--- Begin Working data ---
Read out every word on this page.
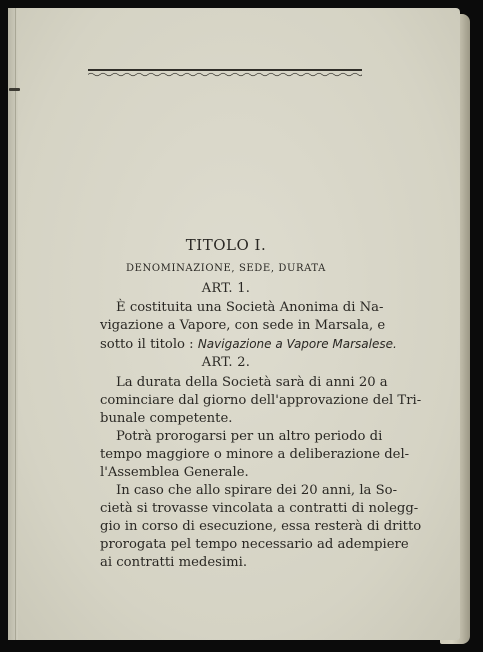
TITOLO I.
DENOMINAZIONE, SEDE, DURATA
ART. 1.
È costituita una Società Anonima di Na-
vigazione a Vapore, con sede in Marsala, e
sotto il titolo : Navigazione a Vapore Marsalese.
ART. 2.
La durata della Società sarà di anni 20 a
cominciare dal giorno dell'approvazione del Tri-
bunale competente.
Potrà prorogarsi per un altro periodo di
tempo maggiore o minore a deliberazione del-
l'Assemblea Generale.
In caso che allo spirare dei 20 anni, la So-
cietà si trovasse vincolata a contratti di nolegg-
gio in corso di esecuzione, essa resterà di dritto
prorogata pel tempo necessario ad adempiere
ai contratti medesimi.
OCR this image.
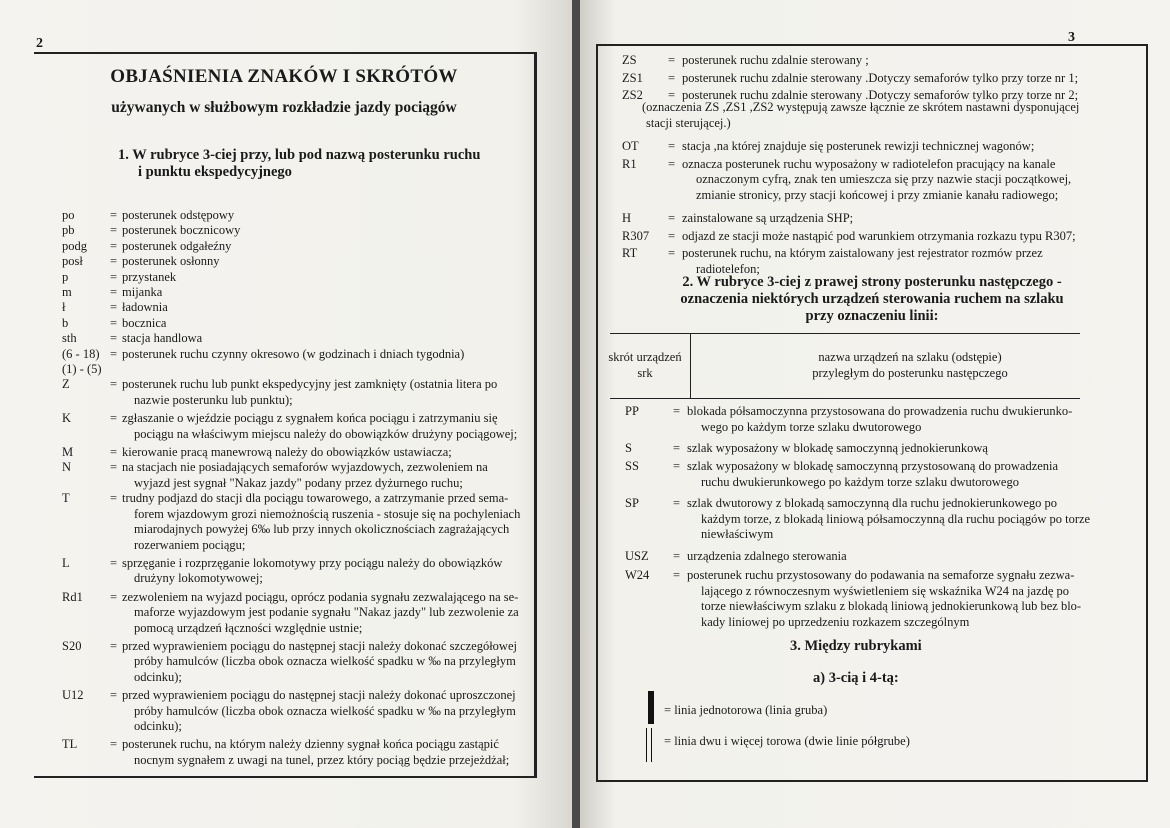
2
OBJAŚNIENIA ZNAKÓW I SKRÓTÓW
używanych w służbowym rozkładzie jazdy pociągów
1. W rubryce 3-ciej przy, lub pod nazwą posterunku ruchu
i punktu ekspedycyjnego
po	= posterunek odstępowy
pb	= posterunek bocznicowy
podg = posterunek odgałeźny
posł = posterunek osłonny
p	= przystanek
m	= mijanka
ł	= ładownia
b	= bocznica
sth	= stacja handlowa
(6 - 18) = posterunek ruchu czynny okresowo (w godzinach i dniach tygodnia)
(1) - (5)
Z	= posterunek ruchu lub punkt ekspedycyjny jest zamknięty (ostatnia litera po
nazwie posterunku lub punktu);
K	= zgłaszanie o wjeździe pociągu z sygnałem końca pociągu i zatrzymaniu się
pociągu na właściwym miejscu należy do obowiązków drużyny pociągowej;
M	= kierowanie pracą manewrową należy do obowiązków ustawiacza;
N	= na stacjach nie posiadających semaforów wyjazdowych, zezwoleniem na
wyjazd jest sygnał "Nakaz jazdy" podany przez dyżurnego ruchu;
T	= trudny podjazd do stacji dla pociągu towarowego, a zatrzymanie przed sema-
forem wjazdowym grozi niemożnością ruszenia - stosuje się na pochyleniach
miarodajnych powyżej 6‰ lub przy innych okolicznościach zagrażających
rozerwaniem pociągu;
L	= sprzęganie i rozprzęganie lokomotywy przy pociągu należy do obowiązków
drużyny lokomotywowej;
Rd1 = zezwoleniem na wyjazd pociągu, oprócz podania sygnału zezwalającego na se-
maforze wyjazdowym jest podanie sygnału "Nakaz jazdy" lub zezwolenie za
pomocą urządzeń łączności względnie ustnie;
S20 = przed wyprawieniem pociągu do następnej stacji należy dokonać szczegółowej
próby hamulców (liczba obok oznacza wielkość spadku w ‰ na przyległym
odcinku);
U12 = przed wyprawieniem pociągu do następnej stacji należy dokonać uproszczonej
próby hamulców (liczba obok oznacza wielkość spadku w ‰ na przyległym
odcinku);
TL	= posterunek ruchu, na którym należy dzienny sygnał końca pociągu zastąpić
nocnym sygnałem z uwagi na tunel, przez który pociąg będzie przejeżdżał;
3
ZS	= posterunek ruchu zdalnie sterowany ;
ZS1 = posterunek ruchu zdalnie sterowany .Dotyczy semaforów tylko przy torze nr 1;
ZS2 = posterunek ruchu zdalnie sterowany .Dotyczy semaforów tylko przy torze nr 2;
(oznaczenia ZS ,ZS1 ,ZS2 występują zawsze łącznie ze skrótem nastawni dysponującej
stacji sterującej.)
OT = stacja ,na której znajduje się posterunek rewizji technicznej wagonów;
R1	= oznacza posterunek ruchu wyposażony w radiotelefon pracujący na kanale
oznaczonym cyfrą, znak ten umieszcza się przy nazwie stacji początkowej,
zmianie stronicy, przy stacji końcowej i przy zmianie kanału radiowego;
H	= zainstalowane są urządzenia SHP;
R307 = odjazd ze stacji może nastąpić pod warunkiem otrzymania rozkazu typu R307;
RT = posterunek ruchu, na którym zaistalowany jest rejestrator rozmów przez
radiotelefon;
2. W rubryce 3-ciej z prawej strony posterunku następczego -
oznaczenia niektórych urządzeń sterowania ruchem na szlaku
przy oznaczeniu linii:
skrót urządzeń
srk
nazwa urządzeń na szlaku (odstępie)
przyległym do posterunku następczego
PP	= blokada półsamoczynna przystosowana do prowadzenia ruchu dwukierunko-
wego po każdym torze szlaku dwutorowego
S	= szlak wyposażony w blokadę samoczynną jednokierunkową
SS	= szlak wyposażony w blokadę samoczynną przystosowaną do prowadzenia
ruchu dwukierunkowego po każdym torze szlaku dwutorowego
SP	= szlak dwutorowy z blokadą samoczynną dla ruchu jednokierunkowego po
każdym torze, z blokadą liniową półsamoczynną dla ruchu pociągów po torze
niewłaściwym
USZ = urządzenia zdalnego sterowania
W24 = posterunek ruchu przystosowany do podawania na semaforze sygnału zezwa-
lającego z równoczesnym wyświetleniem się wskaźnika W24 na jazdę po
torze niewłaściwym szlaku z blokadą liniową jednokierunkową lub bez blo-
kady liniowej po uprzedzeniu rozkazem szczególnym
3. Między rubrykami
a) 3-cią i 4-tą:
= linia jednotorowa (linia gruba)
= linia dwu i więcej torowa (dwie linie półgrube)
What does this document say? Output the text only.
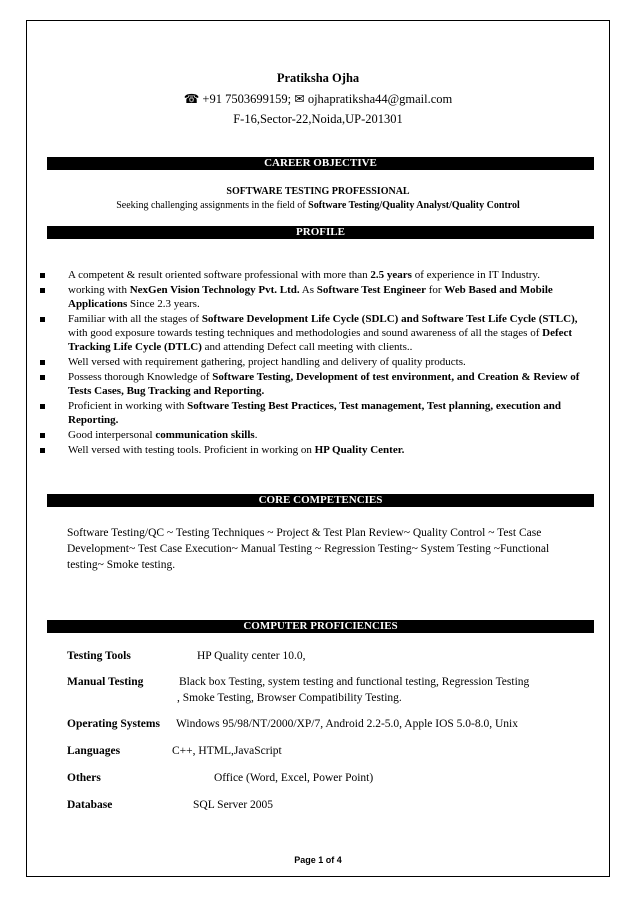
Pratiksha Ojha
☎ +91 7503699159; ✉ ojhapratiksha44@gmail.com
F-16,Sector-22,Noida,UP-201301
CAREER OBJECTIVE
SOFTWARE TESTING PROFESSIONAL
Seeking challenging assignments in the field of Software Testing/Quality Analyst/Quality Control
PROFILE
A competent & result oriented software professional with more than 2.5 years of experience in IT Industry.
working with NexGen Vision Technology Pvt. Ltd. As Software Test Engineer for Web Based and Mobile Applications Since 2.3 years.
Familiar with all the stages of Software Development Life Cycle (SDLC) and Software Test Life Cycle (STLC), with good exposure towards testing techniques and methodologies and sound awareness of all the stages of Defect Tracking Life Cycle (DTLC) and attending Defect call meeting with clients..
Well versed with requirement gathering, project handling and delivery of quality products.
Possess thorough Knowledge of Software Testing, Development of test environment, and Creation & Review of Tests Cases, Bug Tracking and Reporting.
Proficient in working with Software Testing Best Practices, Test management, Test planning, execution and Reporting.
Good interpersonal communication skills.
Well versed with testing tools. Proficient in working on HP Quality Center.
CORE COMPETENCIES
Software Testing/QC ~ Testing Techniques ~ Project & Test Plan Review~ Quality Control ~ Test Case Development~ Test Case Execution~ Manual Testing ~ Regression Testing~ System Testing ~Functional testing~ Smoke testing.
COMPUTER PROFICIENCIES
Testing Tools	HP Quality center 10.0,
Manual Testing	Black box Testing, system testing and functional testing, Regression Testing
, Smoke Testing, Browser Compatibility Testing.
Operating Systems Windows 95/98/NT/2000/XP/7, Android 2.2-5.0, Apple IOS 5.0-8.0, Unix
Languages	C++, HTML,JavaScript
Others	Office (Word, Excel, Power Point)
Database	SQL Server 2005
Page 1 of 4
--- End Working data ---
__What the exercise asks__. Repeat the data above exactly, but not the pictures.

__Solution to this exercise__.
Read out every word on this page.
TITOLO I.
DENOMINAZIONE, SEDE, DURATA
ART. 1.
È costituita una Società Anonima di Na-
vigazione a Vapore, con sede in Marsala, e
sotto il titolo : Navigazione a Vapore Marsalese.
ART. 2.
La durata della Società sarà di anni 20 a
cominciare dal giorno dell'approvazione del Tri-
bunale competente.
Potrà prorogarsi per un altro periodo di
tempo maggiore o minore a deliberazione del-
l'Assemblea Generale.
In caso che allo spirare dei 20 anni, la So-
cietà si trovasse vincolata a contratti di nolegg-
gio in corso di esecuzione, essa resterà di dritto
prorogata pel tempo necessario ad adempiere
ai contratti medesimi.
OCR this image.
2
OBJAŚNIENIA ZNAKÓW I SKRÓTÓW
używanych w służbowym rozkładzie jazdy pociągów
1. W rubryce 3-ciej przy, lub pod nazwą posterunku ruchu
i punktu ekspedycyjnego
po	= posterunek odstępowy
pb	= posterunek bocznicowy
podg = posterunek odgałeźny
posł = posterunek osłonny
p	= przystanek
m	= mijanka
ł	= ładownia
b	= bocznica
sth	= stacja handlowa
(6 - 18) = posterunek ruchu czynny okresowo (w godzinach i dniach tygodnia)
(1) - (5)
Z	= posterunek ruchu lub punkt ekspedycyjny jest zamknięty (ostatnia litera po
nazwie posterunku lub punktu);
K	= zgłaszanie o wjeździe pociągu z sygnałem końca pociągu i zatrzymaniu się
pociągu na właściwym miejscu należy do obowiązków drużyny pociągowej;
M	= kierowanie pracą manewrową należy do obowiązków ustawiacza;
N	= na stacjach nie posiadających semaforów wyjazdowych, zezwoleniem na
wyjazd jest sygnał "Nakaz jazdy" podany przez dyżurnego ruchu;
T	= trudny podjazd do stacji dla pociągu towarowego, a zatrzymanie przed sema-
forem wjazdowym grozi niemożnością ruszenia - stosuje się na pochyleniach
miarodajnych powyżej 6‰ lub przy innych okolicznościach zagrażających
rozerwaniem pociągu;
L	= sprzęganie i rozprzęganie lokomotywy przy pociągu należy do obowiązków
drużyny lokomotywowej;
Rd1 = zezwoleniem na wyjazd pociągu, oprócz podania sygnału zezwalającego na se-
maforze wyjazdowym jest podanie sygnału "Nakaz jazdy" lub zezwolenie za
pomocą urządzeń łączności względnie ustnie;
S20 = przed wyprawieniem pociągu do następnej stacji należy dokonać szczegółowej
próby hamulców (liczba obok oznacza wielkość spadku w ‰ na przyległym
odcinku);
U12 = przed wyprawieniem pociągu do następnej stacji należy dokonać uproszczonej
próby hamulców (liczba obok oznacza wielkość spadku w ‰ na przyległym
odcinku);
TL	= posterunek ruchu, na którym należy dzienny sygnał końca pociągu zastąpić
nocnym sygnałem z uwagi na tunel, przez który pociąg będzie przejeżdżał;
3
ZS	= posterunek ruchu zdalnie sterowany ;
ZS1 = posterunek ruchu zdalnie sterowany .Dotyczy semaforów tylko przy torze nr 1;
ZS2 = posterunek ruchu zdalnie sterowany .Dotyczy semaforów tylko przy torze nr 2;
(oznaczenia ZS ,ZS1 ,ZS2 występują zawsze łącznie ze skrótem nastawni dysponującej
stacji sterującej.)
OT = stacja ,na której znajduje się posterunek rewizji technicznej wagonów;
R1	= oznacza posterunek ruchu wyposażony w radiotelefon pracujący na kanale
oznaczonym cyfrą, znak ten umieszcza się przy nazwie stacji początkowej,
zmianie stronicy, przy stacji końcowej i przy zmianie kanału radiowego;
H	= zainstalowane są urządzenia SHP;
R307 = odjazd ze stacji może nastąpić pod warunkiem otrzymania rozkazu typu R307;
RT = posterunek ruchu, na którym zaistalowany jest rejestrator rozmów przez
radiotelefon;
2. W rubryce 3-ciej z prawej strony posterunku następczego -
oznaczenia niektórych urządzeń sterowania ruchem na szlaku
przy oznaczeniu linii:
skrót urządzeń
srk
nazwa urządzeń na szlaku (odstępie)
przyległym do posterunku następczego
PP	= blokada półsamoczynna przystosowana do prowadzenia ruchu dwukierunko-
wego po każdym torze szlaku dwutorowego
S	= szlak wyposażony w blokadę samoczynną jednokierunkową
SS	= szlak wyposażony w blokadę samoczynną przystosowaną do prowadzenia
ruchu dwukierunkowego po każdym torze szlaku dwutorowego
SP	= szlak dwutorowy z blokadą samoczynną dla ruchu jednokierunkowego po
każdym torze, z blokadą liniową półsamoczynną dla ruchu pociągów po torze
niewłaściwym
USZ = urządzenia zdalnego sterowania
W24 = posterunek ruchu przystosowany do podawania na semaforze sygnału zezwa-
lającego z równoczesnym wyświetleniem się wskaźnika W24 na jazdę po
torze niewłaściwym szlaku z blokadą liniową jednokierunkową lub bez blo-
kady liniowej po uprzedzeniu rozkazem szczególnym
3. Między rubrykami
a) 3-cią i 4-tą:
= linia jednotorowa (linia gruba)
= linia dwu i więcej torowa (dwie linie półgrube)
What does this document say? Output the text only.
Pratiksha Ojha
☎ +91 7503699159; ✉ ojhapratiksha44@gmail.com
F-16,Sector-22,Noida,UP-201301
CAREER OBJECTIVE
SOFTWARE TESTING PROFESSIONAL
Seeking challenging assignments in the field of Software Testing/Quality Analyst/Quality Control
PROFILE
A competent & result oriented software professional with more than 2.5 years of experience in IT Industry.
working with NexGen Vision Technology Pvt. Ltd. As Software Test Engineer for Web Based and Mobile Applications Since 2.3 years.
Familiar with all the stages of Software Development Life Cycle (SDLC) and Software Test Life Cycle (STLC), with good exposure towards testing techniques and methodologies and sound awareness of all the stages of Defect Tracking Life Cycle (DTLC) and attending Defect call meeting with clients..
Well versed with requirement gathering, project handling and delivery of quality products.
Possess thorough Knowledge of Software Testing, Development of test environment, and Creation & Review of Tests Cases, Bug Tracking and Reporting.
Proficient in working with Software Testing Best Practices, Test management, Test planning, execution and Reporting.
Good interpersonal communication skills.
Well versed with testing tools. Proficient in working on HP Quality Center.
CORE COMPETENCIES
Software Testing/QC ~ Testing Techniques ~ Project & Test Plan Review~ Quality Control ~ Test Case Development~ Test Case Execution~ Manual Testing ~ Regression Testing~ System Testing ~Functional testing~ Smoke testing.
COMPUTER PROFICIENCIES
Testing Tools	HP Quality center 10.0,
Manual Testing	Black box Testing, system testing and functional testing, Regression Testing
, Smoke Testing, Browser Compatibility Testing.
Operating Systems Windows 95/98/NT/2000/XP/7, Android 2.2-5.0, Apple IOS 5.0-8.0, Unix
Languages	C++, HTML,JavaScript
Others	Office (Word, Excel, Power Point)
Database	SQL Server 2005
Page 1 of 4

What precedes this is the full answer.